### [Written request]
Pick out every line below that contains the string "title", and copy each one in full.

========

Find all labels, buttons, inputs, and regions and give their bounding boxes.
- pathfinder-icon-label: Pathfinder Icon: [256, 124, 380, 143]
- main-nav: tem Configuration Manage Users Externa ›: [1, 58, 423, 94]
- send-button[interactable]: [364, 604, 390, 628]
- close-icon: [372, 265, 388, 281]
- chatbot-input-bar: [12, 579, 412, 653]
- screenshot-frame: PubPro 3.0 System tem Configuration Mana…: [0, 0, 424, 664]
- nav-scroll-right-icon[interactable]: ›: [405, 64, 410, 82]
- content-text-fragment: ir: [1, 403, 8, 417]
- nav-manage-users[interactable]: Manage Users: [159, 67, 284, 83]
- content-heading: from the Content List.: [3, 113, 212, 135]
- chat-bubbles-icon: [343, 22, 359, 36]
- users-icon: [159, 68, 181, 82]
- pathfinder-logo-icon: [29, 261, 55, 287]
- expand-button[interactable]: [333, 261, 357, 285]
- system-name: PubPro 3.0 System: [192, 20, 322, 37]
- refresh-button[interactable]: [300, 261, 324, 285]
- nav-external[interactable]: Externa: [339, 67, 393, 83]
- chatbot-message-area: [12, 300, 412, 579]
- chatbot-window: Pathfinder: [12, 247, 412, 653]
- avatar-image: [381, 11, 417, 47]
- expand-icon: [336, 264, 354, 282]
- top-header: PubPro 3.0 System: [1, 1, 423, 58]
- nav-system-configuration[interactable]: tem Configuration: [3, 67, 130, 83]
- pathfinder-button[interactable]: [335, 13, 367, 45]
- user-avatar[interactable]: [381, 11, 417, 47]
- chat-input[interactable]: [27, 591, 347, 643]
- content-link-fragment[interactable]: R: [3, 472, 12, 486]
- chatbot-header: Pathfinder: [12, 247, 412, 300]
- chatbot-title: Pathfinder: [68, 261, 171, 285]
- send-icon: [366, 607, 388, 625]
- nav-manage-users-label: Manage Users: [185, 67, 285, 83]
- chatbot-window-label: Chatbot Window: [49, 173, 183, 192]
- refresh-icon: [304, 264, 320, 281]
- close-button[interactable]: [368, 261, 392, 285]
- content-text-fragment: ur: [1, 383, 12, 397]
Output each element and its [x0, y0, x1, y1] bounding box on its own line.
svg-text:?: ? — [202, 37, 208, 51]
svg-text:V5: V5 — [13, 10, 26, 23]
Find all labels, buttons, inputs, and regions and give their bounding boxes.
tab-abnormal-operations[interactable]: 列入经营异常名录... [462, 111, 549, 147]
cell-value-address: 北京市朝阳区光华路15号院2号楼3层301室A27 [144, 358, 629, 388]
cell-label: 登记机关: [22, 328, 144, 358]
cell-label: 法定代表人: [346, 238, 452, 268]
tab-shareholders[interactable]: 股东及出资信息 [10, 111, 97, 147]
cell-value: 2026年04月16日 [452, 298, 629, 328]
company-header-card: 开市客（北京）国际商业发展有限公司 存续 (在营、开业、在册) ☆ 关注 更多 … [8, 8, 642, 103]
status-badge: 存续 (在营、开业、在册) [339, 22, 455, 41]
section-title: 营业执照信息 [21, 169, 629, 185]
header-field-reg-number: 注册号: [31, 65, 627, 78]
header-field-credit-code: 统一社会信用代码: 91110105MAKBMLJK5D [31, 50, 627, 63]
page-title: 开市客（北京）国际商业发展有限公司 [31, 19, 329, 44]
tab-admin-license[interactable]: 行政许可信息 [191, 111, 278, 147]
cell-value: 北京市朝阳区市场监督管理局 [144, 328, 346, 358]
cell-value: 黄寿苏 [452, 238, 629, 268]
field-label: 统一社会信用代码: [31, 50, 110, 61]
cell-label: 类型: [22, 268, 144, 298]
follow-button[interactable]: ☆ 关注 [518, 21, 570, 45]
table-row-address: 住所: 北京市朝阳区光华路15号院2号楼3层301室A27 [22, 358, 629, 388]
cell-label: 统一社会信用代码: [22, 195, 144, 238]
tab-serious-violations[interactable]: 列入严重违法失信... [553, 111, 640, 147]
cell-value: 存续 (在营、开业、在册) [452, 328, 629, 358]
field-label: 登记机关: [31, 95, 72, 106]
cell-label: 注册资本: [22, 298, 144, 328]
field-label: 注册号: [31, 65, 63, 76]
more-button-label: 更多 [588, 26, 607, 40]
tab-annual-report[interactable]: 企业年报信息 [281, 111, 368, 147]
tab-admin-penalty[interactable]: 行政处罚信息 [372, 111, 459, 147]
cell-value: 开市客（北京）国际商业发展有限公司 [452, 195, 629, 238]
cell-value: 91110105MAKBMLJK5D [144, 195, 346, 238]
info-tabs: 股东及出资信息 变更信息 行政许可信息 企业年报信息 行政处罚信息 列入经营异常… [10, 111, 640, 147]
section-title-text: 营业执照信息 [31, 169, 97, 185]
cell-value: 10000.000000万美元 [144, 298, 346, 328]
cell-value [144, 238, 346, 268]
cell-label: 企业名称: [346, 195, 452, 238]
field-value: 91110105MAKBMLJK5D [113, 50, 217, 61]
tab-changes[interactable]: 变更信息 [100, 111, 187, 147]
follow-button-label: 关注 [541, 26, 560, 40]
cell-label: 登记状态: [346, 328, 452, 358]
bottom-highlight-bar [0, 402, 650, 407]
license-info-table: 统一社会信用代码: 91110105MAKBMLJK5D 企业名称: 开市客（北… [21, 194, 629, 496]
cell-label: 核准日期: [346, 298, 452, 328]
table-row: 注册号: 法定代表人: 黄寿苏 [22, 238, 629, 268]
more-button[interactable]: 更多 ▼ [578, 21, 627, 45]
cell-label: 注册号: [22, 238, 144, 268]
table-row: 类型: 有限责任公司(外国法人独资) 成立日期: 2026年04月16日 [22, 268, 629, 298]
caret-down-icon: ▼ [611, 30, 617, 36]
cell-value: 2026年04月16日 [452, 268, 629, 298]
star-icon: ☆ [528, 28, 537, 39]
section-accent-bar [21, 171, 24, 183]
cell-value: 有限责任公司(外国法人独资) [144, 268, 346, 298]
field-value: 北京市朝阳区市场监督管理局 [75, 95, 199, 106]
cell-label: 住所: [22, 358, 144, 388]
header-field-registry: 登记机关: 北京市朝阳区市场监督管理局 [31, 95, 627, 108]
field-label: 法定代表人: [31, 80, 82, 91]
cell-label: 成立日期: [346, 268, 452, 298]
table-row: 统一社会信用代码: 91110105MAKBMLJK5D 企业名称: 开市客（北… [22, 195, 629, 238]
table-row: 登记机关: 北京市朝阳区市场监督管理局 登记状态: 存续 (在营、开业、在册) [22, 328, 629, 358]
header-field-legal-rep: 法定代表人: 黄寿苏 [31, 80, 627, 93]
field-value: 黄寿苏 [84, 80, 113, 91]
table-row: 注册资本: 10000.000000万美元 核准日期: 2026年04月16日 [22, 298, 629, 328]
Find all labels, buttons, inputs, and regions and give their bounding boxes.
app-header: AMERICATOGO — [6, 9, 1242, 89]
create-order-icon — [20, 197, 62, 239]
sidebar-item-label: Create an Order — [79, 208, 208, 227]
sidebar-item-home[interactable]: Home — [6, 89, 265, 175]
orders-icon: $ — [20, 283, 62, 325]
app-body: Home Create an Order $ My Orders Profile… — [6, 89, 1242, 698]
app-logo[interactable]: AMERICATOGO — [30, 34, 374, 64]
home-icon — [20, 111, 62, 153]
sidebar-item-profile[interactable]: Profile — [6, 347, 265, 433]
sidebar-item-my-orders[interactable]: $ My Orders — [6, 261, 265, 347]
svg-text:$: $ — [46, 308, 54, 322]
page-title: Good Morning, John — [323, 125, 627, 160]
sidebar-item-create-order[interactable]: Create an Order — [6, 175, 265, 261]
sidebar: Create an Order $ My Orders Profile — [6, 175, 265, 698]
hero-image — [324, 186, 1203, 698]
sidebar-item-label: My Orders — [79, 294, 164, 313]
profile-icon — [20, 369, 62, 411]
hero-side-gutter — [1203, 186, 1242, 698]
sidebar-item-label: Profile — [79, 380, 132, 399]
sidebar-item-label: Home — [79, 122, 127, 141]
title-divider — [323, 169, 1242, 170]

========

### [Result for this task]
- chatbot-title: Pathfinder: [68, 261, 171, 285]
section-title: 营业执照信息 [21, 169, 629, 185]
page-title: 开市客（北京）国际商业发展有限公司 [31, 19, 329, 44]
section-title-text: 营业执照信息 [31, 169, 97, 185]
page-title: Good Morning, John — [323, 125, 627, 160]
title-divider — [323, 169, 1242, 170]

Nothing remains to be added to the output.